Dataset entries
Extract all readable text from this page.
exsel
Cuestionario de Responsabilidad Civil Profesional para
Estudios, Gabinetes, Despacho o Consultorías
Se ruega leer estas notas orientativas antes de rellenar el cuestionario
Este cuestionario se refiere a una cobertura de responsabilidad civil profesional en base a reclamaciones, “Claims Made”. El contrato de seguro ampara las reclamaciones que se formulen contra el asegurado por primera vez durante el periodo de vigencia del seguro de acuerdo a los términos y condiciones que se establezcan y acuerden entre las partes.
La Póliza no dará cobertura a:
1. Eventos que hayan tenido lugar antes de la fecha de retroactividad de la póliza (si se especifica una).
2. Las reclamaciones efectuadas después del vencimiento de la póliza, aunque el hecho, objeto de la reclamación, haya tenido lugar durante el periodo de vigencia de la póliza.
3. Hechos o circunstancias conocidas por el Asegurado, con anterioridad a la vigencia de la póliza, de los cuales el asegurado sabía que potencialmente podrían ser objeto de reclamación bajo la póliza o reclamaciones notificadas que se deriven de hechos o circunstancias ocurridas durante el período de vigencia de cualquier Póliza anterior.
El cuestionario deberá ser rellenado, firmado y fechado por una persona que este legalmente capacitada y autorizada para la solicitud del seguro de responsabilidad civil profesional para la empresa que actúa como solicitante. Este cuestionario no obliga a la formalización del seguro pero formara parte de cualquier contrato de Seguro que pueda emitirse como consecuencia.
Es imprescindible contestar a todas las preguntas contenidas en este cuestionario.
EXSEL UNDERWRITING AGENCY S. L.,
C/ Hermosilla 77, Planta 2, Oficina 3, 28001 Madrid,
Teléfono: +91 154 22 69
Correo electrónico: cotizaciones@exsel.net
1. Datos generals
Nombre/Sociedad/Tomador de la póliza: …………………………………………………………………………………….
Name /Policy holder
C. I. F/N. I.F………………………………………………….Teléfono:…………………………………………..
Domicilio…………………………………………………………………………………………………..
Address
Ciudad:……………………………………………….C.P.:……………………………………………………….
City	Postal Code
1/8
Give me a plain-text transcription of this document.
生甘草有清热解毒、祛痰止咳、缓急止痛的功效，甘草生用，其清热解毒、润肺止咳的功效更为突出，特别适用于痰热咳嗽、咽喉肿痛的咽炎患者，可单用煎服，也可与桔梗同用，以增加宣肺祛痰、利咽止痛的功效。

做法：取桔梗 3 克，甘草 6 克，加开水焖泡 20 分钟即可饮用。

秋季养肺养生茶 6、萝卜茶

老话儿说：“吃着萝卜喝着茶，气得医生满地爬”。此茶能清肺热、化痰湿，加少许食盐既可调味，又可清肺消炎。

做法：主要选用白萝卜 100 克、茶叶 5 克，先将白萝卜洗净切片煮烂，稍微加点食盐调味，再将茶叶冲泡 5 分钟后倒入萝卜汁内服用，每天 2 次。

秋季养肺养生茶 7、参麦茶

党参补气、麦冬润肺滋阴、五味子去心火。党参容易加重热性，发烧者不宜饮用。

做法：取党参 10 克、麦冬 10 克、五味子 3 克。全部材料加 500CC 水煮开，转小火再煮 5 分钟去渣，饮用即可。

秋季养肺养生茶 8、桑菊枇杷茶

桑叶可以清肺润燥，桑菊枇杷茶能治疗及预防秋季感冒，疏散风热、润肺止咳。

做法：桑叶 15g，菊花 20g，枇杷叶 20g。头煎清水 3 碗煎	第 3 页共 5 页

• **What needs to be done**
Filter the listing above by the word "asegurado"; copy each line that passes.

• **Output for this task**
Este cuestionario se refiere a una cobertura de responsabilidad civil profesional en base a reclamaciones, “Claims Made”. El contrato de seguro ampara las reclamaciones que se formulen contra el asegurado por primera vez durante el periodo de vigencia del seguro de acuerdo a los términos y condiciones que se establezcan y acuerden entre las partes.
3. Hechos o circunstancias conocidas por el Asegurado, con anterioridad a la vigencia de la póliza, de los cuales el asegurado sabía que potencialmente podrían ser objeto de reclamación bajo la póliza o reclamaciones notificadas que se deriven de hechos o circunstancias ocurridas durante el período de vigencia de cualquier Póliza anterior.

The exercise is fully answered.